- _Your task_
Go through the listing below and gather every line with the word "Start".

+-------+

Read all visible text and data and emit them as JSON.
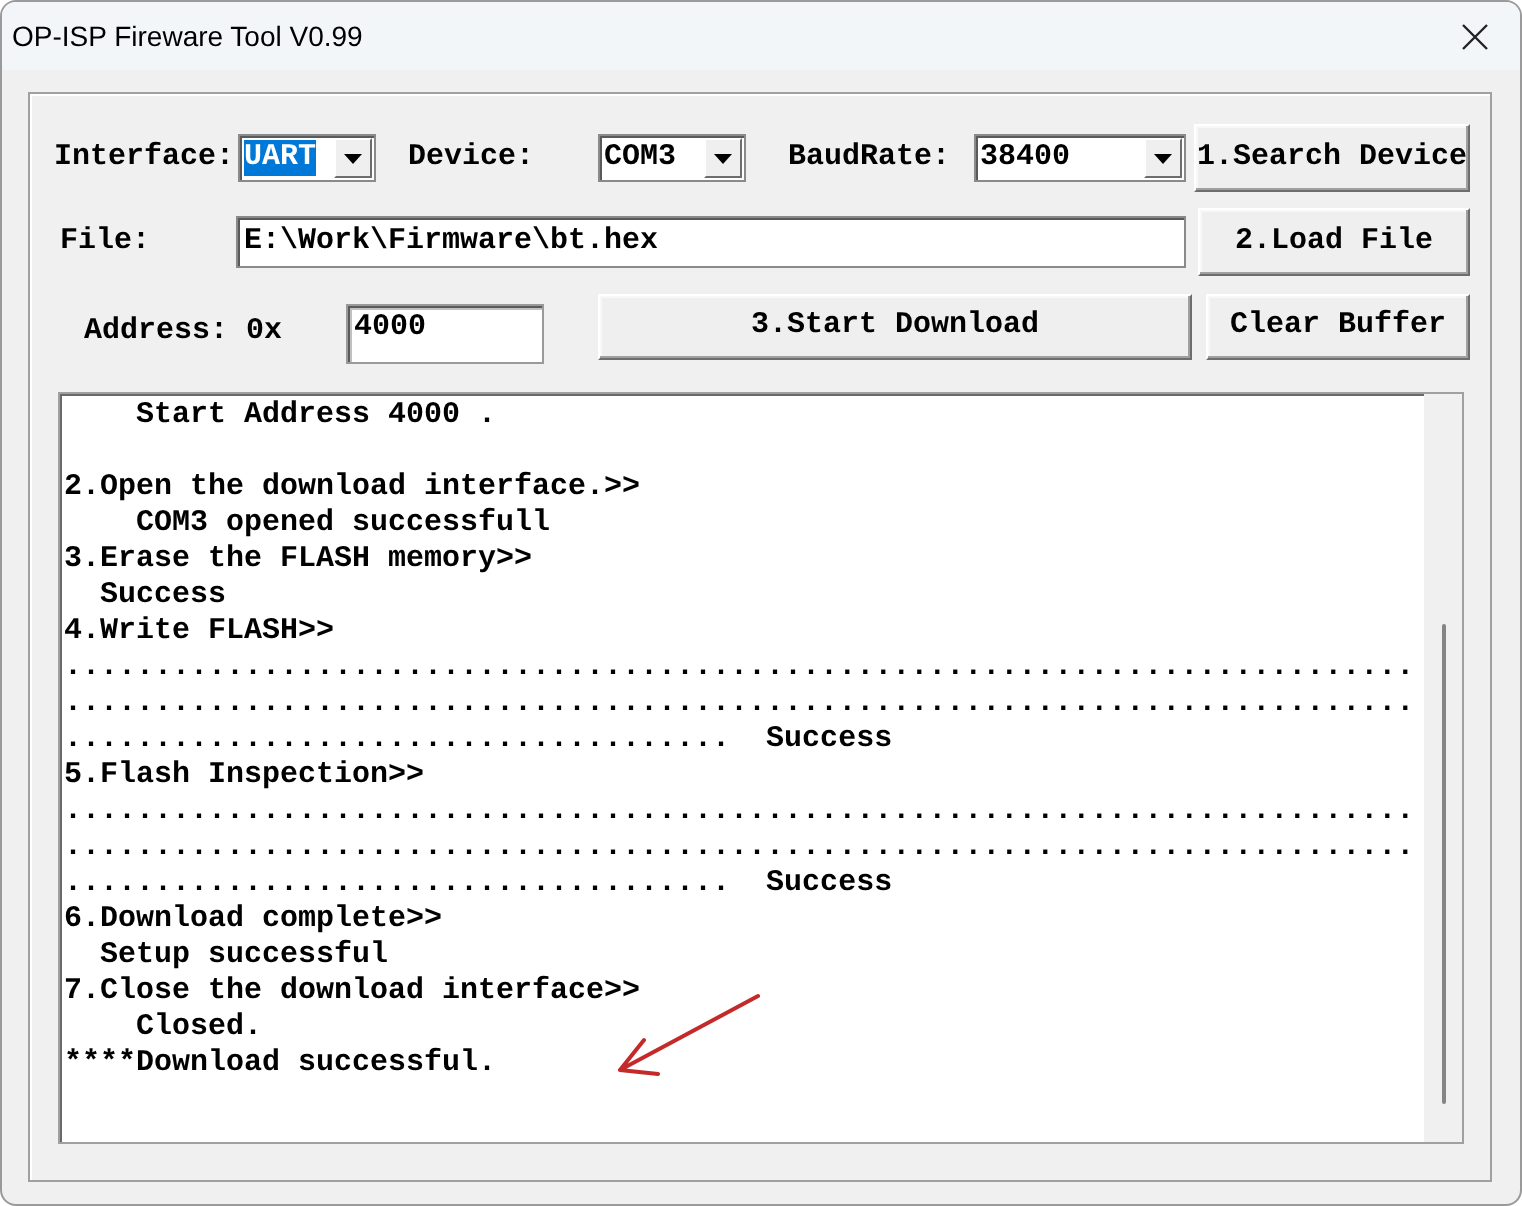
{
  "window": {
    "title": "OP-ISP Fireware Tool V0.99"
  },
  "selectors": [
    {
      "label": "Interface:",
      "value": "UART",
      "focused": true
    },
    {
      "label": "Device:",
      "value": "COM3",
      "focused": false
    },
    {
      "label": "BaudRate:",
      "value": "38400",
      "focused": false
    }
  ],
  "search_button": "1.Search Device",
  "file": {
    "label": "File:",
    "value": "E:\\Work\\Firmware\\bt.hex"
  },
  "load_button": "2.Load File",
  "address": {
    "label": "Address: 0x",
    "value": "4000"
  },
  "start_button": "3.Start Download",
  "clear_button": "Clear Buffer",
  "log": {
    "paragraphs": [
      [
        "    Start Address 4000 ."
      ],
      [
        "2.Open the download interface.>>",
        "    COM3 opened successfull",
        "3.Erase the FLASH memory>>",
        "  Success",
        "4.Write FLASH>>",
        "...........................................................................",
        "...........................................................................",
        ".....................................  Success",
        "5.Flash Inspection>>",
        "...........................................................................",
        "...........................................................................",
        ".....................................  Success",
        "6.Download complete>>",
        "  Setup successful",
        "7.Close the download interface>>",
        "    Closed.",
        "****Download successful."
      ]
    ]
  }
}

+-------+

- _Solution for this task_
  "start_button": "3.Start Download",
        "    Start Address 4000 ."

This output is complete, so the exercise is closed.